| AUSGANGSTEXT |
::::::::::

Wir nutzen bereits ein solches System zu hause:

http://www.lichthausgalerie.de/out/pictures/1/b11583127c2dc68f50044ca509e88c62_p1.jpg


Nun würde ich das ganze lieber über mein Smartphone steuern.

Ob es dir gefällt oder nicht :suspekt:


----------



## Sparwasser (13. Februar 2017)

Hallo, was ist aus dem Projekt geworden? Habt ihr es inzwischen umgesetzt?


----------



## sight011 (13. Februar 2017)

Hi Sparwasser,

ich hatte mich am Ende für G-Homa entschieden, ich meine die waren für ca. 35€ von OBI zu haben.
Bin sehr zufrieden: 

- Installation sehr simple ("Knopfdruck")

::::::::::

| DATENSÄTZE |
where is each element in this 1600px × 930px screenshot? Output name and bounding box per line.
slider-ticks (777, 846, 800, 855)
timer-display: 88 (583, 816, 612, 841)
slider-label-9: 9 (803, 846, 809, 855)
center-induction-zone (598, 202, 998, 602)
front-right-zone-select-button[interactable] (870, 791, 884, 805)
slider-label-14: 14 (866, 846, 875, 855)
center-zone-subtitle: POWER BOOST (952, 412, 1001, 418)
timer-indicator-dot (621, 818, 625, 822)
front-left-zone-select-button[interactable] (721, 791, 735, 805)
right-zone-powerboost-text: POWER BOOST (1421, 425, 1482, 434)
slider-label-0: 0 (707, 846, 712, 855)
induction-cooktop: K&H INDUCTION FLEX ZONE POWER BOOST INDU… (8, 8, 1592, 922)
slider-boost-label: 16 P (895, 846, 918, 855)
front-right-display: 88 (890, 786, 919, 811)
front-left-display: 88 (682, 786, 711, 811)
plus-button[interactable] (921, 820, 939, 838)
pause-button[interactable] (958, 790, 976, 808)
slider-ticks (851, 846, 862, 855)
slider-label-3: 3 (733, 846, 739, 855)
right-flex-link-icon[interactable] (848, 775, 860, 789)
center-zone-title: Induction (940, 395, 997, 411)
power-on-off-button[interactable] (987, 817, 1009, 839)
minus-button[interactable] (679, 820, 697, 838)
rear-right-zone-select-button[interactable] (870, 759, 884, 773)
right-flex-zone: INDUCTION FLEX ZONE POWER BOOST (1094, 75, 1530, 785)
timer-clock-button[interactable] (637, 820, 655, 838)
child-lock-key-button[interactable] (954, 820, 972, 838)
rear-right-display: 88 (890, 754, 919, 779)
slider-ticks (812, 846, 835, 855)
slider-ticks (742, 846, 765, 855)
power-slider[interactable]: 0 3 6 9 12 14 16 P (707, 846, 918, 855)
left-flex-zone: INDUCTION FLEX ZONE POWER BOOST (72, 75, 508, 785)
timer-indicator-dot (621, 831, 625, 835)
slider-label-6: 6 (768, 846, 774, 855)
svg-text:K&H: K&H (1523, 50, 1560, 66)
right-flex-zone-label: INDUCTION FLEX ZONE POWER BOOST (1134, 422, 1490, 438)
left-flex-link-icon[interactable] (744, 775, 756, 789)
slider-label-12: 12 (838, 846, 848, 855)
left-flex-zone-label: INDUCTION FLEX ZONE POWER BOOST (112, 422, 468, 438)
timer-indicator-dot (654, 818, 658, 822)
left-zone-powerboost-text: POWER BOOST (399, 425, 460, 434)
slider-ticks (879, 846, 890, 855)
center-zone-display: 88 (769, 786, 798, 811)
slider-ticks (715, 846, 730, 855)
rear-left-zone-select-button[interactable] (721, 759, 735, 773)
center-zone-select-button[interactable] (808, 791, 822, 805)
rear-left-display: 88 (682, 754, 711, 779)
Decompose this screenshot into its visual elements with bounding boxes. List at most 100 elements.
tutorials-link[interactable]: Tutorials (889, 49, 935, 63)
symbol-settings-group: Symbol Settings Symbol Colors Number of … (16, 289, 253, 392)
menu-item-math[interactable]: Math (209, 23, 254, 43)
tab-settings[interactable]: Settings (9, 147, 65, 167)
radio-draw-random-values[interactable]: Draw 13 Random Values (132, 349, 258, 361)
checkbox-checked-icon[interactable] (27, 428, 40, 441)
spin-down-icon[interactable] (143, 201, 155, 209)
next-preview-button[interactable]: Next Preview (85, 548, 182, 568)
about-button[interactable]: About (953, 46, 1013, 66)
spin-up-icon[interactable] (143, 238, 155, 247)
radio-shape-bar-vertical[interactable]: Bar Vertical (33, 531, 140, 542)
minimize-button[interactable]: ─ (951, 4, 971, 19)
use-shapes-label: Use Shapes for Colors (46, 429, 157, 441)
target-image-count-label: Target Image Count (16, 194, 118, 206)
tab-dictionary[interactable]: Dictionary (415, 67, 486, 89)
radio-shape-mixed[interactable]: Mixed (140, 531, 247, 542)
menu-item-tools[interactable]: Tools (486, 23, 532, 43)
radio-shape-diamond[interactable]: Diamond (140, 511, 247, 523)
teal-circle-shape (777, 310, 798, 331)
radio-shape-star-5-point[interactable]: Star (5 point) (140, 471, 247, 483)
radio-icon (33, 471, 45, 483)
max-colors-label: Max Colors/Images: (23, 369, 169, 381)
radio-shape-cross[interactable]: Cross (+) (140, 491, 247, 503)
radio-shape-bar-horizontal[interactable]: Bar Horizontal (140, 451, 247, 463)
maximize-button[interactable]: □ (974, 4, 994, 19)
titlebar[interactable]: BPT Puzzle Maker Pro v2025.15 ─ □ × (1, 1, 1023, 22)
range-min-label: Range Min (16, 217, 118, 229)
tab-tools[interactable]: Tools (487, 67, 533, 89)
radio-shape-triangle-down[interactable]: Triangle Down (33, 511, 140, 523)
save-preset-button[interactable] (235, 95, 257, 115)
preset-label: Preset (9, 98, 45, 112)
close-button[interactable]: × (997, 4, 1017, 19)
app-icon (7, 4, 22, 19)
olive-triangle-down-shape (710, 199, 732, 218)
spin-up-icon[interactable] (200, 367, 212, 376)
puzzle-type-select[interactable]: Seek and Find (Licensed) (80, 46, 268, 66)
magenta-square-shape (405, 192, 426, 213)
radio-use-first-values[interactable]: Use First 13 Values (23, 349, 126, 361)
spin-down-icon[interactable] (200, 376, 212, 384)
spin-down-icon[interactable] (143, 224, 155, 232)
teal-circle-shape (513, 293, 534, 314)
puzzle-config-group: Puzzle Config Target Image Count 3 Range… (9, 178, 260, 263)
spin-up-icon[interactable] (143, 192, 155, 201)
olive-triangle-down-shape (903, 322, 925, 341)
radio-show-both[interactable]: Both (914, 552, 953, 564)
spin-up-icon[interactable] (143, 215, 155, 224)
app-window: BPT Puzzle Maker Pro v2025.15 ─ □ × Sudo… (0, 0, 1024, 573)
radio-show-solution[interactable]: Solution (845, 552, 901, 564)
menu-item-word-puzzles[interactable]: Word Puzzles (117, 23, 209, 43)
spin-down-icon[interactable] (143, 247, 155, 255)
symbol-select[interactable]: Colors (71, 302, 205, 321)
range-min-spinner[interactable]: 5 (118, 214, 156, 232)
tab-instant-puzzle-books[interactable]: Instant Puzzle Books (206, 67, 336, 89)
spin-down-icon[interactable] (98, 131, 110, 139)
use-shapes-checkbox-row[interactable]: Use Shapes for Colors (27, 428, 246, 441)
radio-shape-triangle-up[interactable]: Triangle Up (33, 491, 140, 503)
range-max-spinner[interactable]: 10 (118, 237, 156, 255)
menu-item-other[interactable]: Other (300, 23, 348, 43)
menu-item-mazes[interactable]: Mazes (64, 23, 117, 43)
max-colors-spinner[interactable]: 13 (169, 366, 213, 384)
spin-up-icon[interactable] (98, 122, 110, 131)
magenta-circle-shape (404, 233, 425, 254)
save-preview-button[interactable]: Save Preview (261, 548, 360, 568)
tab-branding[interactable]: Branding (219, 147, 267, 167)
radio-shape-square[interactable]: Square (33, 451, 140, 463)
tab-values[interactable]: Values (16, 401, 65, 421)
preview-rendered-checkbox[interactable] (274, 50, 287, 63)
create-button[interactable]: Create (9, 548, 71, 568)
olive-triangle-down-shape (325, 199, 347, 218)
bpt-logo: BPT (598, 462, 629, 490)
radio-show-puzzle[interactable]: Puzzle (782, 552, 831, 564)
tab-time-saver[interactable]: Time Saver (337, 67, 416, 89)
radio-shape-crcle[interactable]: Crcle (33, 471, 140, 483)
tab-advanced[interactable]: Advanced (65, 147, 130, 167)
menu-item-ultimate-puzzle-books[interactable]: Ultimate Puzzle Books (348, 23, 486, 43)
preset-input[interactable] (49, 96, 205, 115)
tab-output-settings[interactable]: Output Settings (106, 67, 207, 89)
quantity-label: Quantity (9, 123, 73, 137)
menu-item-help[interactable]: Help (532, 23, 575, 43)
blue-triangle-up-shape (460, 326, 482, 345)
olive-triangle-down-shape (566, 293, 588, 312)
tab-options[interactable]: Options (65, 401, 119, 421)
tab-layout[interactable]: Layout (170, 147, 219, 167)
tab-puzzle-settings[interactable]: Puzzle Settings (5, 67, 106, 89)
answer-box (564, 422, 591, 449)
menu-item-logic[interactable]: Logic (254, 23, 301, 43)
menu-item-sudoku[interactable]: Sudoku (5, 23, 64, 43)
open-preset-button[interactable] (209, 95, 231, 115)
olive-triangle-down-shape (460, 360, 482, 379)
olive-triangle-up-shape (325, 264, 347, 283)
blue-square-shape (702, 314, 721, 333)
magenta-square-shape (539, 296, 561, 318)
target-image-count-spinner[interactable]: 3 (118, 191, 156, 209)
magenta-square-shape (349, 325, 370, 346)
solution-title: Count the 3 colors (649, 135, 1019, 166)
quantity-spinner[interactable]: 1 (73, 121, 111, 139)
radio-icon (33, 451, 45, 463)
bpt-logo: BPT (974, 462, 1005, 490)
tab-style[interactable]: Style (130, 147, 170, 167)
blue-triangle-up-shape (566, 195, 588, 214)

::::::::::

| AUFGABEN |
a: Tippe aus dem Forumsthread den Abschnitt ab, der mit den Worten "Wir nutzen bereits" anfängt und mit "mein Smartphone steuern." aufhört.
b: Welchen Grund nennt sight011 im Forumsthread als ersten Punkt dafür, mit G-Homa sehr zufrieden zu sein? Antworte in ein bis drei Sätzen.
c: Führe den Forumsthread über die Steuerung per Smartphone weiter, direkt im Anschluss an seinen letzten Satz.
Die Einträge sind eigenständiges Material und gehören nicht zum Forumsthread.

| ANTWORTEN |
a:
Wir nutzen bereits ein solches System zu hause:

http://www.lichthausgalerie.de/out/pictures/1/b11583127c2dc68f50044ca509e88c62_p1.jpg


Nun würde ich das ganze lieber über mein Smartphone steuern.

b: Als ersten Grund nennt sight011, dass die Installation sehr einfach war. Sie ging per Knopfdruck.

c:
- Mit 35€ ziemlich günstig 
- Android & iOS kompatible
- habe ihm Wohnzimmer an der G-Homa Steckdose eine Steckleise die dann alles anschaltet (Fernsehr, Anlage, LED, Licht, Licht-Ball), im Schlafzimmer mehrere Lichter
- Lassen sich auch von außerhalb fernsteuern

http://www.g-homa.com/index.php/de/produkte


----------



## Jan-Frederik Stieler (18. Februar 2017)

Ich hab mir diese jetzt auch bestellt. Hoffe das nicht zu bereuen .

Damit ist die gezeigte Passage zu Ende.